=== Provided entries ===

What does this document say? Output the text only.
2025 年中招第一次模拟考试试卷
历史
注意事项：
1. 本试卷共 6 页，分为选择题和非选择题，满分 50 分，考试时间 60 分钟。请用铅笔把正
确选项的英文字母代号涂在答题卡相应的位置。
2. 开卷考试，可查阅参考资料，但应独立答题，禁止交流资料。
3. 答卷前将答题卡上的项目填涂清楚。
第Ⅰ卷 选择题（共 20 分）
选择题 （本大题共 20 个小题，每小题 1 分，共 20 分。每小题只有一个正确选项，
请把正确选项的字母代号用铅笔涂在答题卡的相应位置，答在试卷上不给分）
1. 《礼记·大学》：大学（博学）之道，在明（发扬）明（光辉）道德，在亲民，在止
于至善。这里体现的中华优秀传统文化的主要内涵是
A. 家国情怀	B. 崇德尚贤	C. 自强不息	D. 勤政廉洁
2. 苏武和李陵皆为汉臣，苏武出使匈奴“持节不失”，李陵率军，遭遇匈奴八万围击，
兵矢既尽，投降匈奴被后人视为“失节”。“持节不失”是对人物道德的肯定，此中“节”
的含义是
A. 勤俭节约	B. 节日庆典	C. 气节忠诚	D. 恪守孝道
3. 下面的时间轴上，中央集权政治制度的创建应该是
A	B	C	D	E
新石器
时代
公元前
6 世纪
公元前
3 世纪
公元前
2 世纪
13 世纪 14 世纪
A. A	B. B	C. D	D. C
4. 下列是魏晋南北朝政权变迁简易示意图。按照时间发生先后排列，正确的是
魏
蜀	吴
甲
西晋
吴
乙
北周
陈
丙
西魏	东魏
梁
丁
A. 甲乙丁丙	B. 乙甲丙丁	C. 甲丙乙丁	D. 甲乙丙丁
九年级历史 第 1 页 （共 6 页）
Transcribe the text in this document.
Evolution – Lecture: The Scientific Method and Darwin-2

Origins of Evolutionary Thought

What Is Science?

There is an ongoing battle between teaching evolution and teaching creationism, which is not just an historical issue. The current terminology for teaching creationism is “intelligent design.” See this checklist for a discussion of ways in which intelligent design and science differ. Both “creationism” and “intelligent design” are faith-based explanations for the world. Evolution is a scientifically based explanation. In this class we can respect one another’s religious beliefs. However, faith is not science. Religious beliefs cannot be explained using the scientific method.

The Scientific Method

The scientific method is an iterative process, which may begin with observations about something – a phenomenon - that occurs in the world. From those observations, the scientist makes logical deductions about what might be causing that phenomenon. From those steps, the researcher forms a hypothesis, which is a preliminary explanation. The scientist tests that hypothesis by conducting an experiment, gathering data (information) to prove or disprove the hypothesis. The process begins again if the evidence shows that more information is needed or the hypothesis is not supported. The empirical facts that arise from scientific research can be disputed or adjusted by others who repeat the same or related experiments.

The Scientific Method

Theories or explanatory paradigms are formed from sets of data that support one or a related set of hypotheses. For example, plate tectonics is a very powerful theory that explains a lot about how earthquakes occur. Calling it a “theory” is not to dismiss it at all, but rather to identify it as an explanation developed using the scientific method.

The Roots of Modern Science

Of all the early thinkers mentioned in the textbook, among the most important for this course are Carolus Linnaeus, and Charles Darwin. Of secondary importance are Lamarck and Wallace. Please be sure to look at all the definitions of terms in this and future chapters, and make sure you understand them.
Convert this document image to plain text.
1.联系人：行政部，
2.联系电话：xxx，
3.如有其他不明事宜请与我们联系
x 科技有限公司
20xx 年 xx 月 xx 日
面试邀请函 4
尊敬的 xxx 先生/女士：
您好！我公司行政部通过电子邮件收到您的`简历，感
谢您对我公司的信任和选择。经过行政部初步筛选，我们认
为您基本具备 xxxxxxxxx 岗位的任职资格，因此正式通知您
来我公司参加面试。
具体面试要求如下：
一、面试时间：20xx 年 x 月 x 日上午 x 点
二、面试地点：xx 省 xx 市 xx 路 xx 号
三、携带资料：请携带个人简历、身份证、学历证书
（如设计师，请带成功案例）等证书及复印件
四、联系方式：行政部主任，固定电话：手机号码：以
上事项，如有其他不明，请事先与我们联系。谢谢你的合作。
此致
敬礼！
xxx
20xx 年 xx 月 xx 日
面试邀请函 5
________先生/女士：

===

## To do
Copy every line of the records above that contains "持节不失".

## Reply to the exercise
2. 苏武和李陵皆为汉臣，苏武出使匈奴“持节不失”，李陵率军，遭遇匈奴八万围击，
兵矢既尽，投降匈奴被后人视为“失节”。“持节不失”是对人物道德的肯定，此中“节”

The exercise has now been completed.